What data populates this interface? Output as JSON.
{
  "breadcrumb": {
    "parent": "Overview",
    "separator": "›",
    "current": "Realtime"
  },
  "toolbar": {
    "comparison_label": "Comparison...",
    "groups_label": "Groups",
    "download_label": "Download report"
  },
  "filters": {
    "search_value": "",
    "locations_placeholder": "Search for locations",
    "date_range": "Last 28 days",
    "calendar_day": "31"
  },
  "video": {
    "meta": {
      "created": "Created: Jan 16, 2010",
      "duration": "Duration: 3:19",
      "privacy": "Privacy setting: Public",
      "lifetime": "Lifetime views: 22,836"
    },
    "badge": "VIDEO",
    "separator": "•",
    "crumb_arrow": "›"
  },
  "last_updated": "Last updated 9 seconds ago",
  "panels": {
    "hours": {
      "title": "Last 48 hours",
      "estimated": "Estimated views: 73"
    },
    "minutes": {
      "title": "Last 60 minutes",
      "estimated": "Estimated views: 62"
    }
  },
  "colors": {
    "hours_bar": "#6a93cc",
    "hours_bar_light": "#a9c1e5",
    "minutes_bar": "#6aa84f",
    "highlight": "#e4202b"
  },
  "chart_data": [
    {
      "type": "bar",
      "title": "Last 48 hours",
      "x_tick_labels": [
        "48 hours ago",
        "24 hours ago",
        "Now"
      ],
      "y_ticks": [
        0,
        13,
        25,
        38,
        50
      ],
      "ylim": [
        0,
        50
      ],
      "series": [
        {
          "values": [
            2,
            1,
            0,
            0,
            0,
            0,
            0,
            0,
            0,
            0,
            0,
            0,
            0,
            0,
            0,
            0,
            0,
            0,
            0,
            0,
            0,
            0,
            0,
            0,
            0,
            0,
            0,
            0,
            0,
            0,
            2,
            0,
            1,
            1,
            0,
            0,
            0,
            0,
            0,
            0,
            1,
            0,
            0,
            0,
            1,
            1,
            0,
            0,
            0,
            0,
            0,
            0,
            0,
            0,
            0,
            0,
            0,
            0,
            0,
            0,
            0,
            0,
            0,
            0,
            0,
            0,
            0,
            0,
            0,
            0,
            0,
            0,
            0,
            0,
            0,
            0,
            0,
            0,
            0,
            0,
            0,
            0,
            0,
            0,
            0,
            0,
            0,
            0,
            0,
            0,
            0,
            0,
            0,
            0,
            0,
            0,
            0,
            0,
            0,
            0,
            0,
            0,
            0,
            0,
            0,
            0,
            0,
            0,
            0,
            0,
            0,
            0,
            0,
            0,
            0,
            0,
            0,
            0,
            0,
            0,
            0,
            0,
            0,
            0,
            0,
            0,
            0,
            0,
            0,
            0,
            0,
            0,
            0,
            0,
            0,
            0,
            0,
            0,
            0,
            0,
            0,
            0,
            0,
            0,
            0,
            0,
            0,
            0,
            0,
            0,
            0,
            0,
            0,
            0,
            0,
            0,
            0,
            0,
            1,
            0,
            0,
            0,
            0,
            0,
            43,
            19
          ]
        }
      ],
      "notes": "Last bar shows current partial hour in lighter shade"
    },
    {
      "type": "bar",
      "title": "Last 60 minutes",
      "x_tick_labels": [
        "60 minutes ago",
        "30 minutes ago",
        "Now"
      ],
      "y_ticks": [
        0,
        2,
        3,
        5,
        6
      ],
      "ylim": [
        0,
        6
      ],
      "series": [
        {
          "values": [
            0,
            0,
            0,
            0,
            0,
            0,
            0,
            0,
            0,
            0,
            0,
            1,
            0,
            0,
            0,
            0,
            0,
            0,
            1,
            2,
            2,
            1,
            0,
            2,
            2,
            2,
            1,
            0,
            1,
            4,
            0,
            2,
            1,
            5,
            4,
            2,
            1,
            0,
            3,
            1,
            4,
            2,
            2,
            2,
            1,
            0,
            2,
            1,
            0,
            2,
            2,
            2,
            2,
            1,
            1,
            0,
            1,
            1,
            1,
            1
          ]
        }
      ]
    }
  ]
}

__Task to complete__:
Extract all of the data shown above without alteration.

__Answer below__:
What data populates this interface? Output as JSON.
{
  "breadcrumb": {
    "parent": "Overview",
    "separator": "›",
    "current": "Realtime"
  },
  "toolbar": {
    "comparison_label": "Comparison...",
    "groups_label": "Groups",
    "download_label": "Download report"
  },
  "filters": {
    "search_value": "",
    "locations_placeholder": "Search for locations",
    "date_range": "Last 28 days",
    "calendar_day": "31"
  },
  "video": {
    "meta": {
      "created": "Created: Jan 16, 2010",
      "duration": "Duration: 3:19",
      "privacy": "Privacy setting: Public",
      "lifetime": "Lifetime views: 22,836"
    },
    "badge": "VIDEO",
    "separator": "•",
    "crumb_arrow": "›"
  },
  "last_updated": "Last updated 9 seconds ago",
  "panels": {
    "hours": {
      "title": "Last 48 hours",
      "estimated": "Estimated views: 73"
    },
    "minutes": {
      "title": "Last 60 minutes",
      "estimated": "Estimated views: 62"
    }
  },
  "colors": {
    "hours_bar": "#6a93cc",
    "hours_bar_light": "#a9c1e5",
    "minutes_bar": "#6aa84f",
    "highlight": "#e4202b"
  },
  "chart_data": [
    {
      "type": "bar",
      "title": "Last 48 hours",
      "x_tick_labels": [
        "48 hours ago",
        "24 hours ago",
        "Now"
      ],
      "y_ticks": [
        0,
        13,
        25,
        38,
        50
      ],
      "ylim": [
        0,
        50
      ],
      "series": [
        {
          "values": [
            2,
            1,
            0,
            0,
            0,
            0,
            0,
            0,
            0,
            0,
            0,
            0,
            0,
            0,
            0,
            0,
            0,
            0,
            0,
            0,
            0,
            0,
            0,
            0,
            0,
            0,
            0,
            0,
            0,
            0,
            2,
            0,
            1,
            1,
            0,
            0,
            0,
            0,
            0,
            0,
            1,
            0,
            0,
            0,
            1,
            1,
            0,
            0,
            0,
            0,
            0,
            0,
            0,
            0,
            0,
            0,
            0,
            0,
            0,
            0,
            0,
            0,
            0,
            0,
            0,
            0,
            0,
            0,
            0,
            0,
            0,
            0,
            0,
            0,
            0,
            0,
            0,
            0,
            0,
            0,
            0,
            0,
            0,
            0,
            0,
            0,
            0,
            0,
            0,
            0,
            0,
            0,
            0,
            0,
            0,
            0,
            0,
            0,
            0,
            0,
            0,
            0,
            0,
            0,
            0,
            0,
            0,
            0,
            0,
            0,
            0,
            0,
            0,
            0,
            0,
            0,
            0,
            0,
            0,
            0,
            0,
            0,
            0,
            0,
            0,
            0,
            0,
            0,
            0,
            0,
            0,
            0,
            0,
            0,
            0,
            0,
            0,
            0,
            0,
            0,
            0,
            0,
            0,
            0,
            0,
            0,
            0,
            0,
            0,
            0,
            0,
            0,
            0,
            0,
            0,
            0,
            0,
            0,
            1,
            0,
            0,
            0,
            0,
            0,
            43,
            19
          ]
        }
      ],
      "notes": "Last bar shows current partial hour in lighter shade"
    },
    {
      "type": "bar",
      "title": "Last 60 minutes",
      "x_tick_labels": [
        "60 minutes ago",
        "30 minutes ago",
        "Now"
      ],
      "y_ticks": [
        0,
        2,
        3,
        5,
        6
      ],
      "ylim": [
        0,
        6
      ],
      "series": [
        {
          "values": [
            0,
            0,
            0,
            0,
            0,
            0,
            0,
            0,
            0,
            0,
            0,
            1,
            0,
            0,
            0,
            0,
            0,
            0,
            1,
            2,
            2,
            1,
            0,
            2,
            2,
            2,
            1,
            0,
            1,
            4,
            0,
            2,
            1,
            5,
            4,
            2,
            1,
            0,
            3,
            1,
            4,
            2,
            2,
            2,
            1,
            0,
            2,
            1,
            0,
            2,
            2,
            2,
            2,
            1,
            1,
            0,
            1,
            1,
            1,
            1
          ]
        }
      ]
    }
  ]
}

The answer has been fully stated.